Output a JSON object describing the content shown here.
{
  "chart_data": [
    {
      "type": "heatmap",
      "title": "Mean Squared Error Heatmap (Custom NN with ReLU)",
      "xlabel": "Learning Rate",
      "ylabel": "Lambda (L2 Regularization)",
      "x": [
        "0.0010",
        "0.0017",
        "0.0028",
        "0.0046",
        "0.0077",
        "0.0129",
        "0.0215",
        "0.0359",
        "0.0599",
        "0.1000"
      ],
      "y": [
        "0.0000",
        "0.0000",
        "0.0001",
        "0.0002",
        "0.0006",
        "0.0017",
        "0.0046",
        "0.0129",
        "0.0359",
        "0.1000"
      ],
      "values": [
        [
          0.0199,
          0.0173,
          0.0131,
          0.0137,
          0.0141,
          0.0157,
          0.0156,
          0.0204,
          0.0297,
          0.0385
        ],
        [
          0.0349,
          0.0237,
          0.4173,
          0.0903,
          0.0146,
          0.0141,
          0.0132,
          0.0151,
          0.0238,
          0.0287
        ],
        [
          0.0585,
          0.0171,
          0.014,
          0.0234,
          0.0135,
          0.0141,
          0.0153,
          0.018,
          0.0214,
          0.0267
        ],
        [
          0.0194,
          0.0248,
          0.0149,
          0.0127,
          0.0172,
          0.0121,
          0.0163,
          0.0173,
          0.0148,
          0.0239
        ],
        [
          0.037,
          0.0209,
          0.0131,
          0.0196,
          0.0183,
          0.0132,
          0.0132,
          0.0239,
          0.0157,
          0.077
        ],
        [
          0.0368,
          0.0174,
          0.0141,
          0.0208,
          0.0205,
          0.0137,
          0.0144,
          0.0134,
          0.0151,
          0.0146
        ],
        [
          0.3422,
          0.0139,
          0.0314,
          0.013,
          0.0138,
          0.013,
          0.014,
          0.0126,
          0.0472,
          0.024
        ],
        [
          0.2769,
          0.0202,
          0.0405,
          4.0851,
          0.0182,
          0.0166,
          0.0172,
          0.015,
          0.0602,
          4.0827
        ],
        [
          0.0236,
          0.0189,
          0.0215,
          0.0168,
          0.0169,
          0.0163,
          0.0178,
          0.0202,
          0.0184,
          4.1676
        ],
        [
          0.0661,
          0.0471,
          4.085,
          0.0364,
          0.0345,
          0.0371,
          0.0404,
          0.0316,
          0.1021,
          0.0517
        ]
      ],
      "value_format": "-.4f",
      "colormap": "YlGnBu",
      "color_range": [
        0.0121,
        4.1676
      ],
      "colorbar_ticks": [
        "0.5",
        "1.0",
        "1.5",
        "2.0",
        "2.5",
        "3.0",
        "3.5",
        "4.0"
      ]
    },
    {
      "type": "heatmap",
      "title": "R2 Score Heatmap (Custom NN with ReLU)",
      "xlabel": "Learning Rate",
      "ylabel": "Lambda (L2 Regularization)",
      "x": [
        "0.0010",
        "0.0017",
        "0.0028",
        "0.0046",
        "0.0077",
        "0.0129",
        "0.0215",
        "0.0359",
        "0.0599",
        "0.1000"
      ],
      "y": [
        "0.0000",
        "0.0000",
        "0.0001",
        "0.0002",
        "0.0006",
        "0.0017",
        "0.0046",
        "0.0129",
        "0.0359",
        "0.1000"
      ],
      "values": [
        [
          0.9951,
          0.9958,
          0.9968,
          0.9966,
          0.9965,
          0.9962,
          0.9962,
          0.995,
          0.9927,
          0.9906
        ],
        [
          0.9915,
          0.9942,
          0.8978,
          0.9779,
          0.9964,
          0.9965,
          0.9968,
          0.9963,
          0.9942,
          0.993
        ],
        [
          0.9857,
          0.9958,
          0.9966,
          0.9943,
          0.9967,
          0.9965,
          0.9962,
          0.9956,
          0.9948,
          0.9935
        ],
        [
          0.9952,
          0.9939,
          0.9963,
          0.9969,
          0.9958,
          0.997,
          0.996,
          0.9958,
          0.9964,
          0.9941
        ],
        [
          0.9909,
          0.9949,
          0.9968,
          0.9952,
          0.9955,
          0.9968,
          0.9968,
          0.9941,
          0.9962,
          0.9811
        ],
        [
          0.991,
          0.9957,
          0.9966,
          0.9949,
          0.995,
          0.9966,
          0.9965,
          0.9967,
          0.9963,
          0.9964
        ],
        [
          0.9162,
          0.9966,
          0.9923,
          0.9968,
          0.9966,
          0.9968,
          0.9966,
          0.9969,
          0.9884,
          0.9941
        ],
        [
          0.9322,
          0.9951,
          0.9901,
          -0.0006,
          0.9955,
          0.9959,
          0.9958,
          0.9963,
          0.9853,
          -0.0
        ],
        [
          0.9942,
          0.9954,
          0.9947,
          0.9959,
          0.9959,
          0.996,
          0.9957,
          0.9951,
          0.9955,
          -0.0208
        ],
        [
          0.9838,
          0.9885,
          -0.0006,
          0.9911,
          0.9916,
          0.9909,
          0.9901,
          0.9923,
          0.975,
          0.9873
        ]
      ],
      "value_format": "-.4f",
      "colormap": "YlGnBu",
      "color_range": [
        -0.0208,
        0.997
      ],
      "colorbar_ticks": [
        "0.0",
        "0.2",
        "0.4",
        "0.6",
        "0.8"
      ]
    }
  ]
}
--------------------------------
### Required work
Write out the entries above once more, without altering anything.

### Reply to the exercise
Output a JSON object describing the content shown here.
{
  "chart_data": [
    {
      "type": "heatmap",
      "title": "Mean Squared Error Heatmap (Custom NN with ReLU)",
      "xlabel": "Learning Rate",
      "ylabel": "Lambda (L2 Regularization)",
      "x": [
        "0.0010",
        "0.0017",
        "0.0028",
        "0.0046",
        "0.0077",
        "0.0129",
        "0.0215",
        "0.0359",
        "0.0599",
        "0.1000"
      ],
      "y": [
        "0.0000",
        "0.0000",
        "0.0001",
        "0.0002",
        "0.0006",
        "0.0017",
        "0.0046",
        "0.0129",
        "0.0359",
        "0.1000"
      ],
      "values": [
        [
          0.0199,
          0.0173,
          0.0131,
          0.0137,
          0.0141,
          0.0157,
          0.0156,
          0.0204,
          0.0297,
          0.0385
        ],
        [
          0.0349,
          0.0237,
          0.4173,
          0.0903,
          0.0146,
          0.0141,
          0.0132,
          0.0151,
          0.0238,
          0.0287
        ],
        [
          0.0585,
          0.0171,
          0.014,
          0.0234,
          0.0135,
          0.0141,
          0.0153,
          0.018,
          0.0214,
          0.0267
        ],
        [
          0.0194,
          0.0248,
          0.0149,
          0.0127,
          0.0172,
          0.0121,
          0.0163,
          0.0173,
          0.0148,
          0.0239
        ],
        [
          0.037,
          0.0209,
          0.0131,
          0.0196,
          0.0183,
          0.0132,
          0.0132,
          0.0239,
          0.0157,
          0.077
        ],
        [
          0.0368,
          0.0174,
          0.0141,
          0.0208,
          0.0205,
          0.0137,
          0.0144,
          0.0134,
          0.0151,
          0.0146
        ],
        [
          0.3422,
          0.0139,
          0.0314,
          0.013,
          0.0138,
          0.013,
          0.014,
          0.0126,
          0.0472,
          0.024
        ],
        [
          0.2769,
          0.0202,
          0.0405,
          4.0851,
          0.0182,
          0.0166,
          0.0172,
          0.015,
          0.0602,
          4.0827
        ],
        [
          0.0236,
          0.0189,
          0.0215,
          0.0168,
          0.0169,
          0.0163,
          0.0178,
          0.0202,
          0.0184,
          4.1676
        ],
        [
          0.0661,
          0.0471,
          4.085,
          0.0364,
          0.0345,
          0.0371,
          0.0404,
          0.0316,
          0.1021,
          0.0517
        ]
      ],
      "value_format": "-.4f",
      "colormap": "YlGnBu",
      "color_range": [
        0.0121,
        4.1676
      ],
      "colorbar_ticks": [
        "0.5",
        "1.0",
        "1.5",
        "2.0",
        "2.5",
        "3.0",
        "3.5",
        "4.0"
      ]
    },
    {
      "type": "heatmap",
      "title": "R2 Score Heatmap (Custom NN with ReLU)",
      "xlabel": "Learning Rate",
      "ylabel": "Lambda (L2 Regularization)",
      "x": [
        "0.0010",
        "0.0017",
        "0.0028",
        "0.0046",
        "0.0077",
        "0.0129",
        "0.0215",
        "0.0359",
        "0.0599",
        "0.1000"
      ],
      "y": [
        "0.0000",
        "0.0000",
        "0.0001",
        "0.0002",
        "0.0006",
        "0.0017",
        "0.0046",
        "0.0129",
        "0.0359",
        "0.1000"
      ],
      "values": [
        [
          0.9951,
          0.9958,
          0.9968,
          0.9966,
          0.9965,
          0.9962,
          0.9962,
          0.995,
          0.9927,
          0.9906
        ],
        [
          0.9915,
          0.9942,
          0.8978,
          0.9779,
          0.9964,
          0.9965,
          0.9968,
          0.9963,
          0.9942,
          0.993
        ],
        [
          0.9857,
          0.9958,
          0.9966,
          0.9943,
          0.9967,
          0.9965,
          0.9962,
          0.9956,
          0.9948,
          0.9935
        ],
        [
          0.9952,
          0.9939,
          0.9963,
          0.9969,
          0.9958,
          0.997,
          0.996,
          0.9958,
          0.9964,
          0.9941
        ],
        [
          0.9909,
          0.9949,
          0.9968,
          0.9952,
          0.9955,
          0.9968,
          0.9968,
          0.9941,
          0.9962,
          0.9811
        ],
        [
          0.991,
          0.9957,
          0.9966,
          0.9949,
          0.995,
          0.9966,
          0.9965,
          0.9967,
          0.9963,
          0.9964
        ],
        [
          0.9162,
          0.9966,
          0.9923,
          0.9968,
          0.9966,
          0.9968,
          0.9966,
          0.9969,
          0.9884,
          0.9941
        ],
        [
          0.9322,
          0.9951,
          0.9901,
          -0.0006,
          0.9955,
          0.9959,
          0.9958,
          0.9963,
          0.9853,
          -0.0
        ],
        [
          0.9942,
          0.9954,
          0.9947,
          0.9959,
          0.9959,
          0.996,
          0.9957,
          0.9951,
          0.9955,
          -0.0208
        ],
        [
          0.9838,
          0.9885,
          -0.0006,
          0.9911,
          0.9916,
          0.9909,
          0.9901,
          0.9923,
          0.975,
          0.9873
        ]
      ],
      "value_format": "-.4f",
      "colormap": "YlGnBu",
      "color_range": [
        -0.0208,
        0.997
      ],
      "colorbar_ticks": [
        "0.0",
        "0.2",
        "0.4",
        "0.6",
        "0.8"
      ]
    }
  ]
}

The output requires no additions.